- **RECORD SET**:
--- START ---

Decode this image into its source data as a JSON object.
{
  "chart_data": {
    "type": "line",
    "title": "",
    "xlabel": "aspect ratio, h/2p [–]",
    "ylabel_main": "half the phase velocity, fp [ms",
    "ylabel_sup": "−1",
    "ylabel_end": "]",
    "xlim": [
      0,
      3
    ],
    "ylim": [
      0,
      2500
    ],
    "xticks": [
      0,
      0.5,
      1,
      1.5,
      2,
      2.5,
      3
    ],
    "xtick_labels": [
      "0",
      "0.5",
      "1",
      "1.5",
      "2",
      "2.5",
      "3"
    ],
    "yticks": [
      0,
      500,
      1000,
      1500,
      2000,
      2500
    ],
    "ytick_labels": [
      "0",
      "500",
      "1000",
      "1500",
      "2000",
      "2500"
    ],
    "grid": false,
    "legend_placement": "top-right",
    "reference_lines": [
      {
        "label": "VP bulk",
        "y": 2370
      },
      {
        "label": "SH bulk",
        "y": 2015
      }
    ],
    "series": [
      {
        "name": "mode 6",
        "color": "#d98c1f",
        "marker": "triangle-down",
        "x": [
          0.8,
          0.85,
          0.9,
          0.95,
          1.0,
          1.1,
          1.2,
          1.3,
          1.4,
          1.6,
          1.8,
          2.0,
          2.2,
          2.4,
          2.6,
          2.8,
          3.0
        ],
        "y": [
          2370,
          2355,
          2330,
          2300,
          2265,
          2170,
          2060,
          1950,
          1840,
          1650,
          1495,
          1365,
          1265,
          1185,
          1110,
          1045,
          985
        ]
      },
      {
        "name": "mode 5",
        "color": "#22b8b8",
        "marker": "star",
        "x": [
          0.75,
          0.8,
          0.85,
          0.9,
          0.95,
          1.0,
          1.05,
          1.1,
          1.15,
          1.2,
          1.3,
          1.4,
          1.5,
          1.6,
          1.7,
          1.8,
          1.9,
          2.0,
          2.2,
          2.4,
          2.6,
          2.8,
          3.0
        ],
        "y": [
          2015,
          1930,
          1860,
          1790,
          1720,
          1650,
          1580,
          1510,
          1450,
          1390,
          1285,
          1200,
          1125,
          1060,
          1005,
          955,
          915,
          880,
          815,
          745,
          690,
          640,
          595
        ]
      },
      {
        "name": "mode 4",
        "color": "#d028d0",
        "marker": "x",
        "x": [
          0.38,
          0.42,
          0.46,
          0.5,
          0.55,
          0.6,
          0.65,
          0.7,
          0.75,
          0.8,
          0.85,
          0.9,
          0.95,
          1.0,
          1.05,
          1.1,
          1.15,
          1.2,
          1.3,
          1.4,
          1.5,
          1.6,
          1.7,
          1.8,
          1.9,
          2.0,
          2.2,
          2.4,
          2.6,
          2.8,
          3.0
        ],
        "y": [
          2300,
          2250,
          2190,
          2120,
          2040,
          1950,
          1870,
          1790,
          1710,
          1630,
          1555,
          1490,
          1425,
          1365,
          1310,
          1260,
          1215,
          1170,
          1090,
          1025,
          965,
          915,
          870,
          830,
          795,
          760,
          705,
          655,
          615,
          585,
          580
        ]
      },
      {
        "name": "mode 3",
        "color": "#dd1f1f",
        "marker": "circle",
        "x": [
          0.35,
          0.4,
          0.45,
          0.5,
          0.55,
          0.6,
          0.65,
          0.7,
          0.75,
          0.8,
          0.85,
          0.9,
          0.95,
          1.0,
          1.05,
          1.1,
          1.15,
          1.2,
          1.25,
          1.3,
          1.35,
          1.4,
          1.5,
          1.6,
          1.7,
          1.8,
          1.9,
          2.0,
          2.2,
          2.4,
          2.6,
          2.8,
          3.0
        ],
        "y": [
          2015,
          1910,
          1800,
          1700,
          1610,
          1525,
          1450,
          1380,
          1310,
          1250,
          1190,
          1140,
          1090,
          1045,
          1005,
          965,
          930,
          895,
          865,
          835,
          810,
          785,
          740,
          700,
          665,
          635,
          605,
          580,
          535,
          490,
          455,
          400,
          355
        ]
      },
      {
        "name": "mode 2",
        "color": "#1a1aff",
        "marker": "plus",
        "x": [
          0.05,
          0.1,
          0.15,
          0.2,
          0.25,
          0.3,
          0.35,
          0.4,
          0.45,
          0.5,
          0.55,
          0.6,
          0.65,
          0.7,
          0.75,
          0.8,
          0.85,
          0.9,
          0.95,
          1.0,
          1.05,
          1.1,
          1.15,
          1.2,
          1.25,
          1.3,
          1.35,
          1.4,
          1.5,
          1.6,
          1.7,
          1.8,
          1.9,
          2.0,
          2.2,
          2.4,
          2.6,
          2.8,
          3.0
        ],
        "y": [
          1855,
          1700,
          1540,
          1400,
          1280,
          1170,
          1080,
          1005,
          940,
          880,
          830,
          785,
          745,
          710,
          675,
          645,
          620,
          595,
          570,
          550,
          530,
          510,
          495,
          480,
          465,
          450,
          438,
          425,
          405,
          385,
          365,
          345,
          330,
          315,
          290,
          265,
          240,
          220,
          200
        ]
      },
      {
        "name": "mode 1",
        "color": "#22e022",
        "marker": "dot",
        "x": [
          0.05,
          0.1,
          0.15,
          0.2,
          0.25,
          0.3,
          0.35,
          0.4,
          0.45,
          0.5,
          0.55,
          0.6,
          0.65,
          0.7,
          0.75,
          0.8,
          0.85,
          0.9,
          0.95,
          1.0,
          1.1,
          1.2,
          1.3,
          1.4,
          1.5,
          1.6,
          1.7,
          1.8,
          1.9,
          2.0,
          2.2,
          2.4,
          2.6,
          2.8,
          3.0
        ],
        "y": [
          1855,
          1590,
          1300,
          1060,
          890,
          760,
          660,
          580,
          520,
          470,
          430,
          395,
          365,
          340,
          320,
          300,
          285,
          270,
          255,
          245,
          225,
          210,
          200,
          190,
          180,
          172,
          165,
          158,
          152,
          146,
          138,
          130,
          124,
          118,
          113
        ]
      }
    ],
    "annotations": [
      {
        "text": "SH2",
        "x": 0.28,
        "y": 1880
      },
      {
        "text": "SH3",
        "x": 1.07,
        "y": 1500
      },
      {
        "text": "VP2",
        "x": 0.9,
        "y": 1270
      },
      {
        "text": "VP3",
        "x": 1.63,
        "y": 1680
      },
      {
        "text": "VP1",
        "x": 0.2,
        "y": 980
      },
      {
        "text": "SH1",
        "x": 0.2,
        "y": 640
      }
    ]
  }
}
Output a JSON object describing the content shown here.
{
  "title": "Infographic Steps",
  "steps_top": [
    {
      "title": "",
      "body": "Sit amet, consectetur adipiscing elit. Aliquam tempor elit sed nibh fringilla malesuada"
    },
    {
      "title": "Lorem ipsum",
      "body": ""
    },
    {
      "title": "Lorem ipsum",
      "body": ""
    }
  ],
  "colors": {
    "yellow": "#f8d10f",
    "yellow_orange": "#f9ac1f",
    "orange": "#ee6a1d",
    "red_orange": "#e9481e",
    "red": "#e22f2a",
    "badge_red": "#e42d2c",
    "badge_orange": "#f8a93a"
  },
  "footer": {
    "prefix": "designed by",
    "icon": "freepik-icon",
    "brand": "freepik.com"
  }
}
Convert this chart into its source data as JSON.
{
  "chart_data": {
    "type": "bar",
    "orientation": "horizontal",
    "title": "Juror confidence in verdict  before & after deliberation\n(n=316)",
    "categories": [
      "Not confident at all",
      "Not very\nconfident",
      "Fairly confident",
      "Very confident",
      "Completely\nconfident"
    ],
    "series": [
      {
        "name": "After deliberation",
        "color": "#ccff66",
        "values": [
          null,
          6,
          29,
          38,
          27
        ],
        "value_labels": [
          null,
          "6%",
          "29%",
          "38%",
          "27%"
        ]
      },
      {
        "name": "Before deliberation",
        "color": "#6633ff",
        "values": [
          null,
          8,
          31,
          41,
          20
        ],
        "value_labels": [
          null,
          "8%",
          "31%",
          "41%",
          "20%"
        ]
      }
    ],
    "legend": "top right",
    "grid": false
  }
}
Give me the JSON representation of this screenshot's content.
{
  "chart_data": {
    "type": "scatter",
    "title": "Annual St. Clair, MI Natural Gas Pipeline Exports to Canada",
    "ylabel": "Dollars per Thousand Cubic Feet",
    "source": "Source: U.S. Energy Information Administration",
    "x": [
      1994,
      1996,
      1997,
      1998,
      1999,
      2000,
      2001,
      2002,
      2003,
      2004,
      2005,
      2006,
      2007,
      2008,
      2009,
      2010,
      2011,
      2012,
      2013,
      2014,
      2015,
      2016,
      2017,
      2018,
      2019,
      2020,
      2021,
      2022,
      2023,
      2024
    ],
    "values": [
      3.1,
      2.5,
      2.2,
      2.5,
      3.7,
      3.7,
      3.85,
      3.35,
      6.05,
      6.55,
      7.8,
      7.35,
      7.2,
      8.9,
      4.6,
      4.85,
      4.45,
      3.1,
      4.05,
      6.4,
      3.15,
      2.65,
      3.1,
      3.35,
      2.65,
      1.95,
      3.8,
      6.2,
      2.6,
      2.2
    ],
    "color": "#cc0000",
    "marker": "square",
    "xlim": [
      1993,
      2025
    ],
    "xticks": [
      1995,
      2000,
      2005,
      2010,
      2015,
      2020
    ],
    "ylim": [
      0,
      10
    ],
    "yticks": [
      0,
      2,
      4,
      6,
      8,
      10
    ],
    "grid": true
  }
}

--- END ---

- **TASK**: Count every line above that holds the string "title" and give the total, nothing more.

- **OUTPUT FOR THIS TASK**: 7